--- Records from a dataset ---
━━━━━━━━━━━━━━━━

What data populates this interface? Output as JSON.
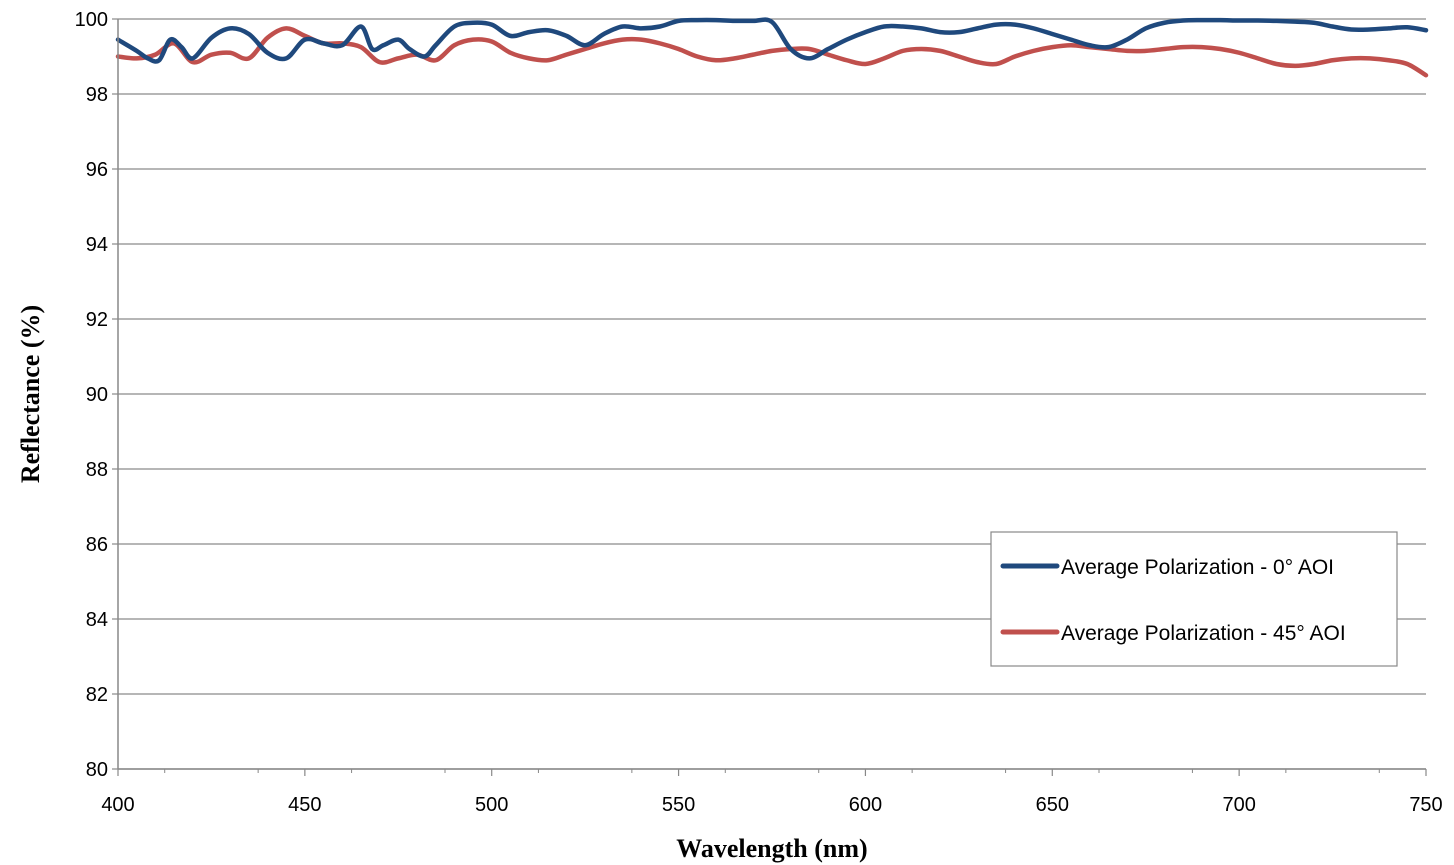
{
  "chart_data": {
    "type": "line",
    "title": "",
    "xlabel": "Wavelength (nm)",
    "ylabel": "Reflectance (%)",
    "xlim": [
      400,
      750
    ],
    "ylim": [
      80,
      100
    ],
    "x_ticks": [
      "400",
      "450",
      "500",
      "550",
      "600",
      "650",
      "700",
      "750"
    ],
    "y_ticks": [
      "80",
      "82",
      "84",
      "86",
      "88",
      "90",
      "92",
      "94",
      "96",
      "98",
      "100"
    ],
    "x_minor_step": 12.5,
    "grid": "horizontal",
    "legend_position": "lower-right",
    "series": [
      {
        "name": "Average Polarization - 0° AOI",
        "color": "#1F497D",
        "x": [
          400,
          405,
          408,
          411,
          414,
          417,
          420,
          425,
          430,
          435,
          440,
          445,
          450,
          455,
          460,
          465,
          468,
          471,
          475,
          478,
          482,
          485,
          490,
          495,
          500,
          505,
          510,
          515,
          520,
          525,
          530,
          535,
          540,
          545,
          550,
          555,
          560,
          565,
          570,
          575,
          580,
          585,
          590,
          595,
          600,
          605,
          610,
          615,
          620,
          625,
          630,
          635,
          640,
          645,
          650,
          655,
          660,
          665,
          670,
          675,
          680,
          685,
          690,
          695,
          700,
          705,
          710,
          715,
          720,
          725,
          730,
          735,
          740,
          745,
          750
        ],
        "y": [
          99.45,
          99.15,
          98.95,
          98.9,
          99.45,
          99.25,
          98.95,
          99.5,
          99.75,
          99.6,
          99.1,
          98.95,
          99.45,
          99.35,
          99.3,
          99.8,
          99.2,
          99.3,
          99.45,
          99.2,
          99.0,
          99.3,
          99.8,
          99.9,
          99.85,
          99.55,
          99.65,
          99.7,
          99.55,
          99.3,
          99.6,
          99.8,
          99.75,
          99.8,
          99.95,
          99.97,
          99.97,
          99.95,
          99.95,
          99.92,
          99.2,
          98.95,
          99.2,
          99.45,
          99.65,
          99.8,
          99.8,
          99.75,
          99.65,
          99.65,
          99.75,
          99.85,
          99.85,
          99.75,
          99.6,
          99.45,
          99.3,
          99.25,
          99.45,
          99.75,
          99.9,
          99.96,
          99.97,
          99.97,
          99.96,
          99.96,
          99.95,
          99.93,
          99.9,
          99.8,
          99.72,
          99.72,
          99.75,
          99.78,
          99.7
        ]
      },
      {
        "name": "Average Polarization - 45° AOI",
        "color": "#C0504D",
        "x": [
          400,
          405,
          410,
          415,
          420,
          425,
          430,
          435,
          440,
          445,
          450,
          455,
          460,
          465,
          470,
          475,
          480,
          485,
          490,
          495,
          500,
          505,
          510,
          515,
          520,
          525,
          530,
          535,
          540,
          545,
          550,
          555,
          560,
          565,
          570,
          575,
          580,
          585,
          590,
          595,
          600,
          605,
          610,
          615,
          620,
          625,
          630,
          635,
          640,
          645,
          650,
          655,
          660,
          665,
          670,
          675,
          680,
          685,
          690,
          695,
          700,
          705,
          710,
          715,
          720,
          725,
          730,
          735,
          740,
          745,
          750
        ],
        "y": [
          99.0,
          98.95,
          99.05,
          99.35,
          98.85,
          99.05,
          99.1,
          98.95,
          99.5,
          99.75,
          99.55,
          99.35,
          99.35,
          99.25,
          98.85,
          98.95,
          99.05,
          98.9,
          99.3,
          99.45,
          99.4,
          99.1,
          98.95,
          98.9,
          99.05,
          99.2,
          99.35,
          99.45,
          99.45,
          99.35,
          99.2,
          99.0,
          98.9,
          98.95,
          99.05,
          99.15,
          99.2,
          99.2,
          99.05,
          98.9,
          98.8,
          98.95,
          99.15,
          99.2,
          99.15,
          99.0,
          98.85,
          98.8,
          99.0,
          99.15,
          99.25,
          99.3,
          99.25,
          99.2,
          99.15,
          99.15,
          99.2,
          99.25,
          99.25,
          99.2,
          99.1,
          98.95,
          98.8,
          98.75,
          98.8,
          98.9,
          98.95,
          98.95,
          98.9,
          98.8,
          98.5
        ]
      }
    ]
  }
}
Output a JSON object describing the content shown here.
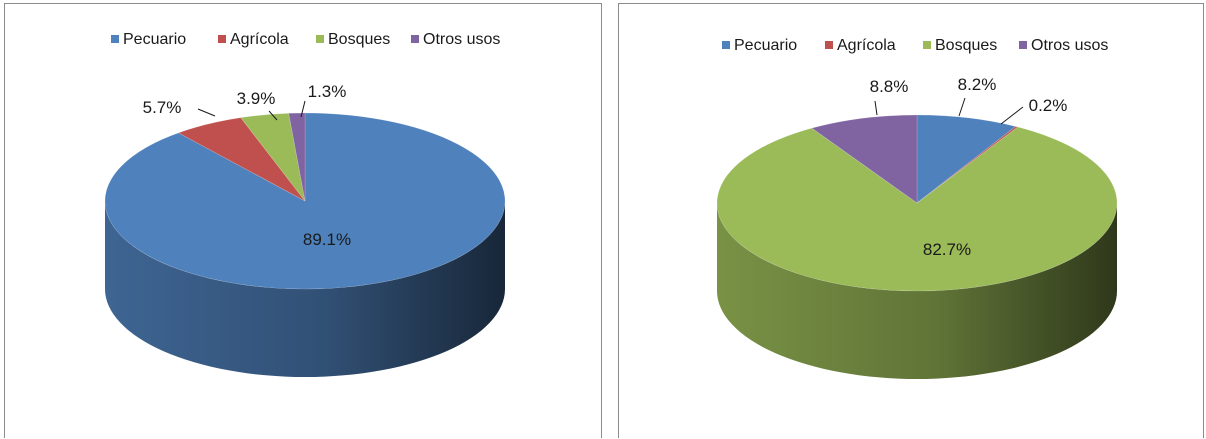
{
  "chart_data": [
    {
      "type": "pie",
      "three_d": true,
      "legend_position": "top",
      "categories": [
        "Pecuario",
        "Agrícola",
        "Bosques",
        "Otros usos"
      ],
      "values": [
        89.1,
        5.7,
        3.9,
        1.3
      ],
      "labels": [
        "89.1%",
        "5.7%",
        "3.9%",
        "1.3%"
      ],
      "colors": [
        "#4f81bd",
        "#c0504d",
        "#9bbb59",
        "#8064a2"
      ]
    },
    {
      "type": "pie",
      "three_d": true,
      "legend_position": "top",
      "categories": [
        "Pecuario",
        "Agrícola",
        "Bosques",
        "Otros usos"
      ],
      "values": [
        8.2,
        0.2,
        82.7,
        8.8
      ],
      "labels": [
        "8.2%",
        "0.2%",
        "82.7%",
        "8.8%"
      ],
      "colors": [
        "#4f81bd",
        "#c0504d",
        "#9bbb59",
        "#8064a2"
      ]
    }
  ]
}
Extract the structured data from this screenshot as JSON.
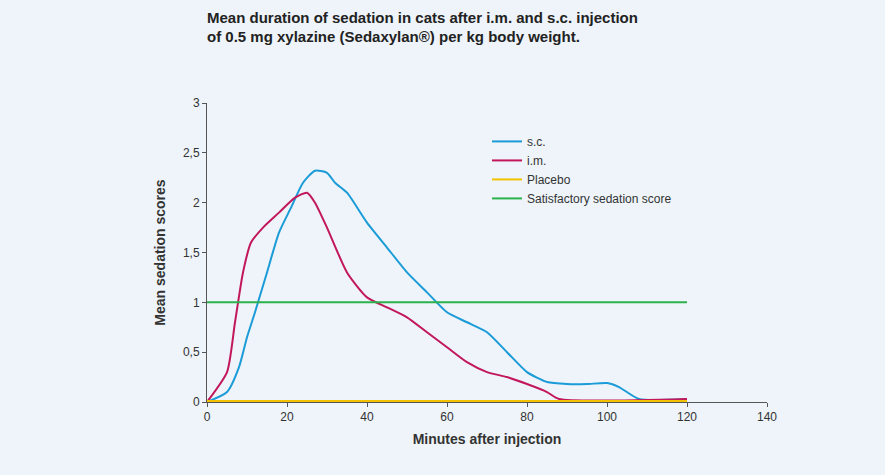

━━━━━━━━━━━━━━━━

Extract every line above containing the word "JSON".

What data populates this interface? Output as JSON.
Output a JSON object describing the content shown here.
Extract the structured data from this screenshot as JSON.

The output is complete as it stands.